### Problem to solve
According to the abstract on nifedipine and α2-adrenoceptor agonists in pithed rats, what dose of nifedipine almost completely abolished the pressor activity?

Invariable susceptibility to blockade by nifedipine of vasoconstriction to various α2-adrenoceptor agonists in pithed rats

Abstract

The sensitivity of the increase in diastolic pressure brought about by the selective agonists of α2-adrenoceptors, B-HT 920, B-HT 933, xylazine, UK-14,304, M-7, TL-99 and DP-6, 7-ADTN in pithed normotensive rats to blockade by the calcium entry inhibitor nifedipine has been investigated. To exclude any participation of vascular α1- and β2-adrenoceptors, as well as cardiac β1-adrenoceptors, in the pressor responses, the study was made after treatment of the pithed rats with prazosin (0·1 mg kg−1) and (-)-propranol (1 mg kg−1). Without exception, the preferential agonists of α2-adrenoceptors elicited vasoconstrictor responses which were susceptible to inhibition by nifedipine (0·03–1 mg kg−1) in a dose-dependent manner regardless of the differences in intrinsic activity of the compounds. The pressor activity was almost completely abolished after 1 mg kg−1 of nifedipine. The results show that vasoconstriction induced in pithed rats by various selective stimulating agents of postjunctional vascular α2-adrenoceptors is invariably and equally sensitive to attenuation by nifedipine. This susceptibility of α2-adrenoceptor-mediated vasoconstriction to impairment by blockade of calcium entry is not dependent on the nature, the potency or the efficacy of the agonist.

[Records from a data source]
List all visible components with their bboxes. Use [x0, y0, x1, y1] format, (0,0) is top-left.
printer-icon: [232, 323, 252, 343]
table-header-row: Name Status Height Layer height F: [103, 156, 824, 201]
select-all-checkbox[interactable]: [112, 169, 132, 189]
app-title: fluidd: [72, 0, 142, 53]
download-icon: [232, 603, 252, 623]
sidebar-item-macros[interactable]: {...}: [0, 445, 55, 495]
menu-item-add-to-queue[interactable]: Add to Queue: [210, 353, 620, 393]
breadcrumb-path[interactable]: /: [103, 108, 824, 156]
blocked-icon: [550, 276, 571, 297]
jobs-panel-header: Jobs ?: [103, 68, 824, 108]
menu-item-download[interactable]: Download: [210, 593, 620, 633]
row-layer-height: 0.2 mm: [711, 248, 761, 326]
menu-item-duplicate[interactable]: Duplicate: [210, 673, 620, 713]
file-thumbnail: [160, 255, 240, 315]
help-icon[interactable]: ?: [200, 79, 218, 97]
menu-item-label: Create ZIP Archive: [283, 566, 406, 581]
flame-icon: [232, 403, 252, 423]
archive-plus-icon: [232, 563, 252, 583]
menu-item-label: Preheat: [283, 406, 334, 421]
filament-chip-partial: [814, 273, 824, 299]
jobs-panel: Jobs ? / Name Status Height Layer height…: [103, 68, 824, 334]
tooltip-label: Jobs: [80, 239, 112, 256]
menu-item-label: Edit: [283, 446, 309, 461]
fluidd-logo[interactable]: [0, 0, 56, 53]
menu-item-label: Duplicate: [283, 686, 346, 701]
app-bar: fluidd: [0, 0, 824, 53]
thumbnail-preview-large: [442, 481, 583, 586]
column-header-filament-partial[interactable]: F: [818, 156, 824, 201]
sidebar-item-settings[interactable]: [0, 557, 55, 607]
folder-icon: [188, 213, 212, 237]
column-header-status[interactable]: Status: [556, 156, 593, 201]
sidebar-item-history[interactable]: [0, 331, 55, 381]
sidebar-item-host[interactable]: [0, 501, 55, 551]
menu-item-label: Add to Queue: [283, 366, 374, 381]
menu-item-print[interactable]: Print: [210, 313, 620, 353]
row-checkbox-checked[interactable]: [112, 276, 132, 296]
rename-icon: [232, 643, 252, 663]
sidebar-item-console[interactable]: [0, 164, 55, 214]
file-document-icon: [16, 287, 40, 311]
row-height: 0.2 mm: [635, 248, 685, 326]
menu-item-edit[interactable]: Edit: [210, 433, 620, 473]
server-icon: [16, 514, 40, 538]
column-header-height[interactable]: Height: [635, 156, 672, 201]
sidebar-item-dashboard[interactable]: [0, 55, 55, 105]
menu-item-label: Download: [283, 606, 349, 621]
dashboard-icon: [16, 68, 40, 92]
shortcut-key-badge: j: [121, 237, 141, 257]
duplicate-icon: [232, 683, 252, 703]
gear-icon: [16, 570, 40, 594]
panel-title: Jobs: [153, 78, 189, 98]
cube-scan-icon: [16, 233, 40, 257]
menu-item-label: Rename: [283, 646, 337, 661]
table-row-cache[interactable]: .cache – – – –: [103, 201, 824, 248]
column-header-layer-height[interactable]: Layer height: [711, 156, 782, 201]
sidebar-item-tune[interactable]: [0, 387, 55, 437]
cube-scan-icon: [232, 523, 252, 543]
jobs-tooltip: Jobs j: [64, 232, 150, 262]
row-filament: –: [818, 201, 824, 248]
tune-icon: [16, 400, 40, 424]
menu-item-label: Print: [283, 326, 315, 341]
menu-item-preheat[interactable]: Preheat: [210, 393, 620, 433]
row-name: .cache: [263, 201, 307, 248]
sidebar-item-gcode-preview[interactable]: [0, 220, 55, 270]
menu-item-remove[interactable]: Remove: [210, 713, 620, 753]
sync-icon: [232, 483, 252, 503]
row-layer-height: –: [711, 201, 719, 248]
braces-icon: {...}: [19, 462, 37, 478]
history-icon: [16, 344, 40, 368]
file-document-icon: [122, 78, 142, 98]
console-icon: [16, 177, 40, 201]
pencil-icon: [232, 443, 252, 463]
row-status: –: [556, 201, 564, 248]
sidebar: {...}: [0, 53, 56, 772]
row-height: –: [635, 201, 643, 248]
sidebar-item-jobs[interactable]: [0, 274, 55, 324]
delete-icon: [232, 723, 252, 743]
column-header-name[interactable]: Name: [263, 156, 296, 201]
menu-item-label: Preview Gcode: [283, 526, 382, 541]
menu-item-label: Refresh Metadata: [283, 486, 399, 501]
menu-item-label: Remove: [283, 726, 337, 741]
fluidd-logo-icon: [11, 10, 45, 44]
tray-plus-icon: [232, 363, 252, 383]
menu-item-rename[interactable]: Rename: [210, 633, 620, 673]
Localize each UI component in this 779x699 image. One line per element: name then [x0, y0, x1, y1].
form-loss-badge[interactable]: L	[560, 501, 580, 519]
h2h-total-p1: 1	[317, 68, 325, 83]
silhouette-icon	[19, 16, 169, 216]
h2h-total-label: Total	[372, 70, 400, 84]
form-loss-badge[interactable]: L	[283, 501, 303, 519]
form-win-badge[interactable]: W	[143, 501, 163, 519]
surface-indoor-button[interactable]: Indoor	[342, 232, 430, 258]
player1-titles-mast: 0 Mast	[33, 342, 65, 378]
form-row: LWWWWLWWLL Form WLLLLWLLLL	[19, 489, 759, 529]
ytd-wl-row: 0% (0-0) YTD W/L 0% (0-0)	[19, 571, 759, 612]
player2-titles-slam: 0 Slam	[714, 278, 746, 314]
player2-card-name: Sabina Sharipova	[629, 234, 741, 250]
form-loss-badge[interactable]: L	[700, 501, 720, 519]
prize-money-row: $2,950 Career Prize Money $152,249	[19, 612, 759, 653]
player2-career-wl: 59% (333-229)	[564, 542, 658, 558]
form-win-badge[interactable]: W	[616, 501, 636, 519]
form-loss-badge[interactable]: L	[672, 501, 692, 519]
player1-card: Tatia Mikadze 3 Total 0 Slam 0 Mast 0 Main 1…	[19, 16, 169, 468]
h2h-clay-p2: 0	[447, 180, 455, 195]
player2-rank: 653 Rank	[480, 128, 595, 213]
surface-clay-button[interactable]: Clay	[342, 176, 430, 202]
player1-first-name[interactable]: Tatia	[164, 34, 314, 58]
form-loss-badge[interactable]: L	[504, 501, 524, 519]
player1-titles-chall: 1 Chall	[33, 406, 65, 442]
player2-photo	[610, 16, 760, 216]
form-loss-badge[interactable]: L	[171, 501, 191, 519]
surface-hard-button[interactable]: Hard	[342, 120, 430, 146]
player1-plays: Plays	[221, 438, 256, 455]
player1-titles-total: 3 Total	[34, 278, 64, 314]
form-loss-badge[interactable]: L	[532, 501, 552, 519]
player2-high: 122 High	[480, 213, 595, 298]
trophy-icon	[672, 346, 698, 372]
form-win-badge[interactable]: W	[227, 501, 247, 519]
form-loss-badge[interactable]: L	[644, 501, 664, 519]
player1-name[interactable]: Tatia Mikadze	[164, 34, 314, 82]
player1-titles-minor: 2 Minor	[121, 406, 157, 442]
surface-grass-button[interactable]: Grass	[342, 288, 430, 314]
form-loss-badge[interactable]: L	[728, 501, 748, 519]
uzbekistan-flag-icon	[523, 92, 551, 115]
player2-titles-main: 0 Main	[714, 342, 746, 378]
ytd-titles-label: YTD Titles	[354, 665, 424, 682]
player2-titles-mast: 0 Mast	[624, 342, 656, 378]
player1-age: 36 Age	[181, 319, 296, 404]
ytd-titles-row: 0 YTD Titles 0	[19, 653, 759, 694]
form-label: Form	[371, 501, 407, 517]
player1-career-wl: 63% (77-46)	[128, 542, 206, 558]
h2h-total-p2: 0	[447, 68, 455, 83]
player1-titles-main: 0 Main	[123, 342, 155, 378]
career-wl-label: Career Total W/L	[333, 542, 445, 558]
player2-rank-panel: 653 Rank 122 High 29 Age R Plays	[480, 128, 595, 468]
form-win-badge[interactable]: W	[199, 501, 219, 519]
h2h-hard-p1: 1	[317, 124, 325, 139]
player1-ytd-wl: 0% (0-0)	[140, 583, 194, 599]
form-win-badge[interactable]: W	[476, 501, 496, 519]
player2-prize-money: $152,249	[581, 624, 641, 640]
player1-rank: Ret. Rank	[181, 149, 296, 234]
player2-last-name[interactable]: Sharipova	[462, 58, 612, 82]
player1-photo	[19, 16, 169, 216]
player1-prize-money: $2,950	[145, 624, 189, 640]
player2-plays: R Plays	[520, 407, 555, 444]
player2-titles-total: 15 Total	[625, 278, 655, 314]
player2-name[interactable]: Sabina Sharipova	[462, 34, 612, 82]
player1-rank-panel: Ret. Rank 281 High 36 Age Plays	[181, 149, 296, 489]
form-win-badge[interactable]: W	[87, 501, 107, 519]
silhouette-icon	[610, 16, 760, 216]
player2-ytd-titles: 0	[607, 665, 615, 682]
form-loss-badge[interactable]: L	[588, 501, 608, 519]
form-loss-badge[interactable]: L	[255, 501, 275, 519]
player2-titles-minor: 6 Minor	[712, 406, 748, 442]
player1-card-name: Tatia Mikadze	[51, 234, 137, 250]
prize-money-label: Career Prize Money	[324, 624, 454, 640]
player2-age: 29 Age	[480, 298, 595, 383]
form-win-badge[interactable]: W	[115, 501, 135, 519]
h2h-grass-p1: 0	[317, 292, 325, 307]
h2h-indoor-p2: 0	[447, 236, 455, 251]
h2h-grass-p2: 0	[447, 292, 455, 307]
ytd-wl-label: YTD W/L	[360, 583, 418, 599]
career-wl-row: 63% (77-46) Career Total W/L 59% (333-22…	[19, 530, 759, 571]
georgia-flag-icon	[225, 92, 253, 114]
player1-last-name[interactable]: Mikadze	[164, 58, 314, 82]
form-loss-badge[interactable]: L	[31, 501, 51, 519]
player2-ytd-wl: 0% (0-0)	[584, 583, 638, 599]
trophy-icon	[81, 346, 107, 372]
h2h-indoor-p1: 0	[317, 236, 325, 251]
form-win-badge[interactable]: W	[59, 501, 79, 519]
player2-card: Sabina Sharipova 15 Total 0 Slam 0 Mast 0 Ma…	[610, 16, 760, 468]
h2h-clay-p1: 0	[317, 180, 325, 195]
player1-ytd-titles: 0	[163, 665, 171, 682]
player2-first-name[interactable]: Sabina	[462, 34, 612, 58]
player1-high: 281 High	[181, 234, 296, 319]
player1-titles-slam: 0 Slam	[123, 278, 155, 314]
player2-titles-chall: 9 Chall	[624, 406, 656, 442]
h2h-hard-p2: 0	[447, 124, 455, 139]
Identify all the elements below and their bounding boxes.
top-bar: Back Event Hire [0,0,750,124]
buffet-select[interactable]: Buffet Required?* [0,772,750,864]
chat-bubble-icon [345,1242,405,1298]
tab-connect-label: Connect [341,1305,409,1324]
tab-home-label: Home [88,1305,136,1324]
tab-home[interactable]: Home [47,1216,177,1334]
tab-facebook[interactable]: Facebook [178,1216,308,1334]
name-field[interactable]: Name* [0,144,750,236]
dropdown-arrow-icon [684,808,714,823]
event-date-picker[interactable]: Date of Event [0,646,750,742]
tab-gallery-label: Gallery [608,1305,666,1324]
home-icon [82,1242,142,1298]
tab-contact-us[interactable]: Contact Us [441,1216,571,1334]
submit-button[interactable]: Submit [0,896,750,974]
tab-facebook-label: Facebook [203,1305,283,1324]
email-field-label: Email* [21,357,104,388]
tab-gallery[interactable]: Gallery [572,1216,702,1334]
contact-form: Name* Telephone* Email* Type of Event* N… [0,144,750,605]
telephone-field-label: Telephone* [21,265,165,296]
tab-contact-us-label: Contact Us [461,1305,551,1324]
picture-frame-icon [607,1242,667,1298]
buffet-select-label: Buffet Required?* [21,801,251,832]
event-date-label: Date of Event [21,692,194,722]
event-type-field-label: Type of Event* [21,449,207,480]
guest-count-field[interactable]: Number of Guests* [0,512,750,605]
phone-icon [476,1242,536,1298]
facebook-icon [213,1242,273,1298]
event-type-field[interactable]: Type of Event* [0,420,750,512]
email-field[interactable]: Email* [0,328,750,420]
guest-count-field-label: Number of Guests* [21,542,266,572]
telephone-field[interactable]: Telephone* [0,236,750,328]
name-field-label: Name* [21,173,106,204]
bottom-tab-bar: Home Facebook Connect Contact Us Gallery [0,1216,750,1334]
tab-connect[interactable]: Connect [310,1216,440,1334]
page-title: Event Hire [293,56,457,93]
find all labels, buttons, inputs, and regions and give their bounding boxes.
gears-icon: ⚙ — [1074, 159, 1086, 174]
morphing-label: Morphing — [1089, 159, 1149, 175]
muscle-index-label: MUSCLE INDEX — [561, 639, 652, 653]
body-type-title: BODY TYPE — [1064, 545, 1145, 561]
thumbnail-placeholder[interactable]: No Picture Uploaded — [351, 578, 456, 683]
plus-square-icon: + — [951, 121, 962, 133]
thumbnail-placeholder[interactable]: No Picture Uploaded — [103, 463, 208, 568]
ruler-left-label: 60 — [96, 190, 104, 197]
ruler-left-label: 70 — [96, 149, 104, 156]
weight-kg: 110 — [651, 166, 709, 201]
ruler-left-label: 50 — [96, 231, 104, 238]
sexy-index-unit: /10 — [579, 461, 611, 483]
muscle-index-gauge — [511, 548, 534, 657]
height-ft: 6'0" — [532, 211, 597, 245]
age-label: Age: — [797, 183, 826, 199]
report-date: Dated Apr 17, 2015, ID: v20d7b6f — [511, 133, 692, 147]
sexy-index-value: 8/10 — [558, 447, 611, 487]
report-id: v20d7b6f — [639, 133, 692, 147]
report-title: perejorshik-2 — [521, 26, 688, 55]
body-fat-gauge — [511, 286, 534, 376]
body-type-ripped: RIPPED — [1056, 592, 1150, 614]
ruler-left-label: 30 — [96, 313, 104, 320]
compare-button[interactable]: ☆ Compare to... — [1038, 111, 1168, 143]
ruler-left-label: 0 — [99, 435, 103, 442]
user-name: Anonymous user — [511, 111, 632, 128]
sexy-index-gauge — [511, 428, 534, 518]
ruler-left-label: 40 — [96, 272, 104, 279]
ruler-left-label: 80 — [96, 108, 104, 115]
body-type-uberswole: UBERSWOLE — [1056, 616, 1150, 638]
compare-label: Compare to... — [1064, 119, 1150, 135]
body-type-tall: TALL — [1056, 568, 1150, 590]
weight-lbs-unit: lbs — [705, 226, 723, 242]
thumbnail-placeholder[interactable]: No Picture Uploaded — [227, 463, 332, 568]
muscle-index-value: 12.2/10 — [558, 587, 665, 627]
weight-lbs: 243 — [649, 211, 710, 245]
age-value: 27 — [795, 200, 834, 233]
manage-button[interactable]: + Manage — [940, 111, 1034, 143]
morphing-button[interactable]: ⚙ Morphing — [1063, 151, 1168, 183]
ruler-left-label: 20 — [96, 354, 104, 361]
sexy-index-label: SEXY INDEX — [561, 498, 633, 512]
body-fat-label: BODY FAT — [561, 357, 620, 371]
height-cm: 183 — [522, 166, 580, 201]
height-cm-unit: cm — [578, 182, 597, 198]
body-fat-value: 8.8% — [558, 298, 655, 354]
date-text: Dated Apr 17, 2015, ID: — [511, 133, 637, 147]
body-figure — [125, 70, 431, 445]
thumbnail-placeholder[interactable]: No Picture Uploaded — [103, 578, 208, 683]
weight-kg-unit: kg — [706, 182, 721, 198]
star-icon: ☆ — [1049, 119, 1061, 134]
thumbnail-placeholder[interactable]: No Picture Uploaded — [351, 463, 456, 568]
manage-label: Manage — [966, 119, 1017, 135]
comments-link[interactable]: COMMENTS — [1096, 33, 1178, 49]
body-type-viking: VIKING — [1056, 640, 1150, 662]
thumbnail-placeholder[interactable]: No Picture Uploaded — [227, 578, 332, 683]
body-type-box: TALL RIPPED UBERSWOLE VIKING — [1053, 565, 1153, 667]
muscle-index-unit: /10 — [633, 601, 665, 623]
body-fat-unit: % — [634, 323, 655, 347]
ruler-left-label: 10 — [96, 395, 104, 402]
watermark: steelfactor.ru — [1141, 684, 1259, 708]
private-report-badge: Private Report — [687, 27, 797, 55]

### Solution
1 mg kg−1